Goal: Quote every entry word for word.

Given data:
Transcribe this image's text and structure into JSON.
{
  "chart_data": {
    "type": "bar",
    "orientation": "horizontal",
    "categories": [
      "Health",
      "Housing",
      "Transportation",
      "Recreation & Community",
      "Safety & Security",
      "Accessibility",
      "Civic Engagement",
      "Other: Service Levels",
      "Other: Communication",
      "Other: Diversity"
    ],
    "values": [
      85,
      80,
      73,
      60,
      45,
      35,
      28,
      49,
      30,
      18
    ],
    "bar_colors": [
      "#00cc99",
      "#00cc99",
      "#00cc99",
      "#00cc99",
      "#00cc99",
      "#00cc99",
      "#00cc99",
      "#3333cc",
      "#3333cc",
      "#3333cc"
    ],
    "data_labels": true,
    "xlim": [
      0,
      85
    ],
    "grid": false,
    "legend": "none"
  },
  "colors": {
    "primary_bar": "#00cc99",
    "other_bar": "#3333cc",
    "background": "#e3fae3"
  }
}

Worked solution:
Transcribe this image's text and structure into JSON.
{
  "chart_data": {
    "type": "bar",
    "orientation": "horizontal",
    "categories": [
      "Health",
      "Housing",
      "Transportation",
      "Recreation & Community",
      "Safety & Security",
      "Accessibility",
      "Civic Engagement",
      "Other: Service Levels",
      "Other: Communication",
      "Other: Diversity"
    ],
    "values": [
      85,
      80,
      73,
      60,
      45,
      35,
      28,
      49,
      30,
      18
    ],
    "bar_colors": [
      "#00cc99",
      "#00cc99",
      "#00cc99",
      "#00cc99",
      "#00cc99",
      "#00cc99",
      "#00cc99",
      "#3333cc",
      "#3333cc",
      "#3333cc"
    ],
    "data_labels": true,
    "xlim": [
      0,
      85
    ],
    "grid": false,
    "legend": "none"
  },
  "colors": {
    "primary_bar": "#00cc99",
    "other_bar": "#3333cc",
    "background": "#e3fae3"
  }
}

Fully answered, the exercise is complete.